Given entries:
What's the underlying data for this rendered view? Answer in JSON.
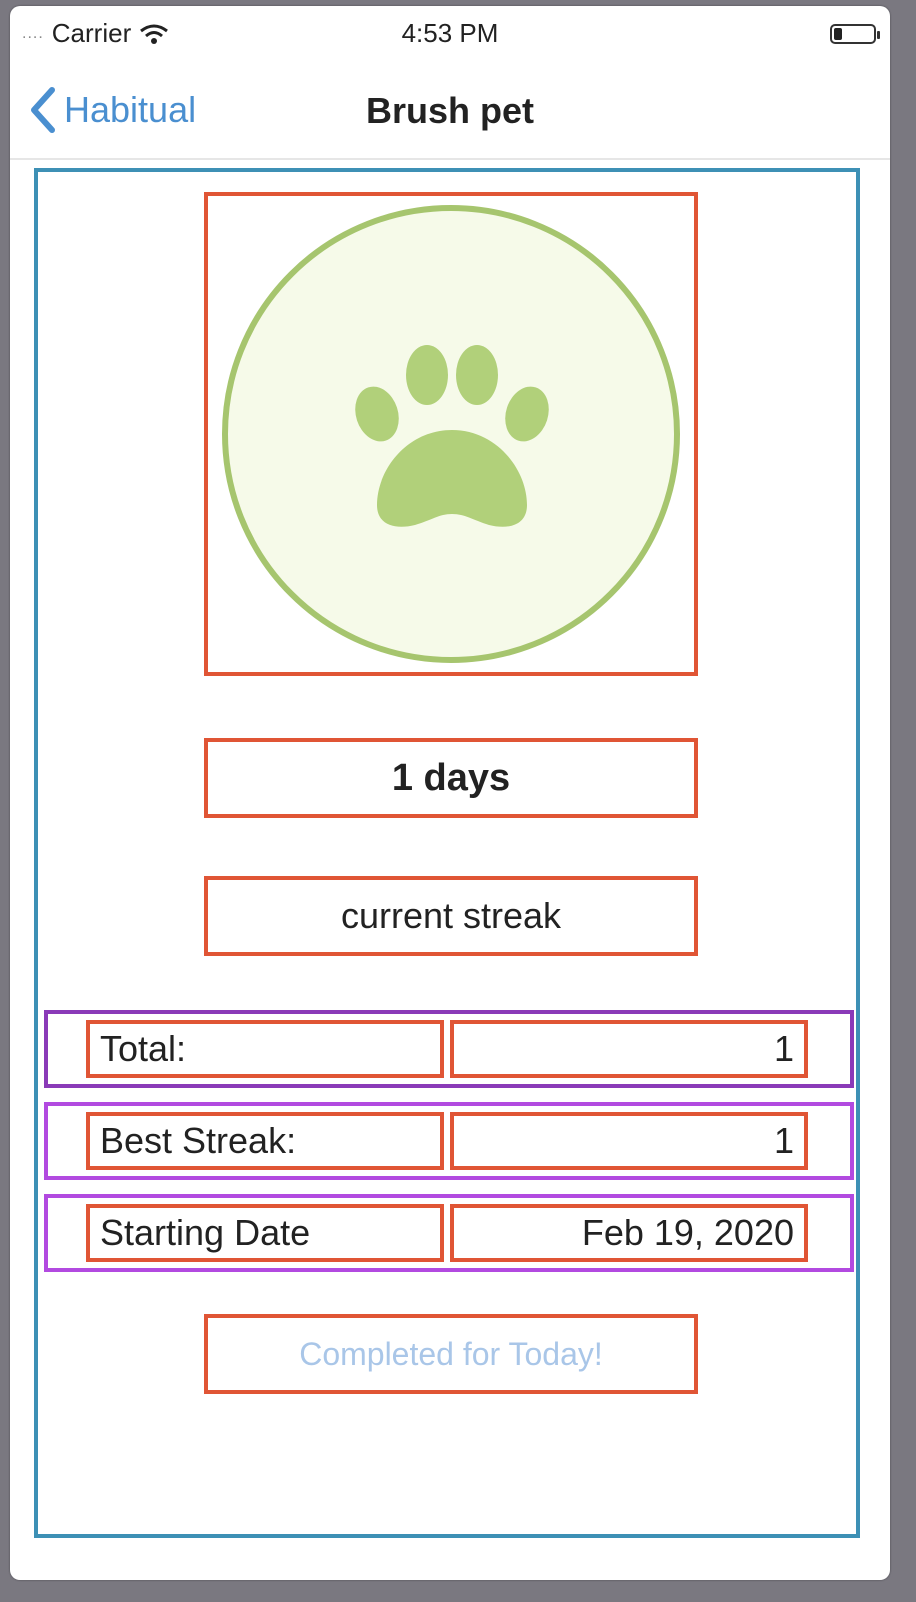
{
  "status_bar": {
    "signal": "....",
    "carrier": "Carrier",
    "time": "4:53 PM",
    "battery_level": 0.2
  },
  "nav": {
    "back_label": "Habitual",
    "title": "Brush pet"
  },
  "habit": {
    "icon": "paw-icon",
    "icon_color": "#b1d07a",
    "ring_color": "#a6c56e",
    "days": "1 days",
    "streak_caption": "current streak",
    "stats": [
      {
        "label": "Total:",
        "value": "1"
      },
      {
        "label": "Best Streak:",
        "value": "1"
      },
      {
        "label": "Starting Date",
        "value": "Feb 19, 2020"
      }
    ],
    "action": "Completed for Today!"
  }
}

What the task asks: Give the data above again in full and unchanged, skipping the pictures.

Exercise output:
What's the underlying data for this rendered view? Answer in JSON.
{
  "status_bar": {
    "signal": "....",
    "carrier": "Carrier",
    "time": "4:53 PM",
    "battery_level": 0.2
  },
  "nav": {
    "back_label": "Habitual",
    "title": "Brush pet"
  },
  "habit": {
    "icon": "paw-icon",
    "icon_color": "#b1d07a",
    "ring_color": "#a6c56e",
    "days": "1 days",
    "streak_caption": "current streak",
    "stats": [
      {
        "label": "Total:",
        "value": "1"
      },
      {
        "label": "Best Streak:",
        "value": "1"
      },
      {
        "label": "Starting Date",
        "value": "Feb 19, 2020"
      }
    ],
    "action": "Completed for Today!"
  }
}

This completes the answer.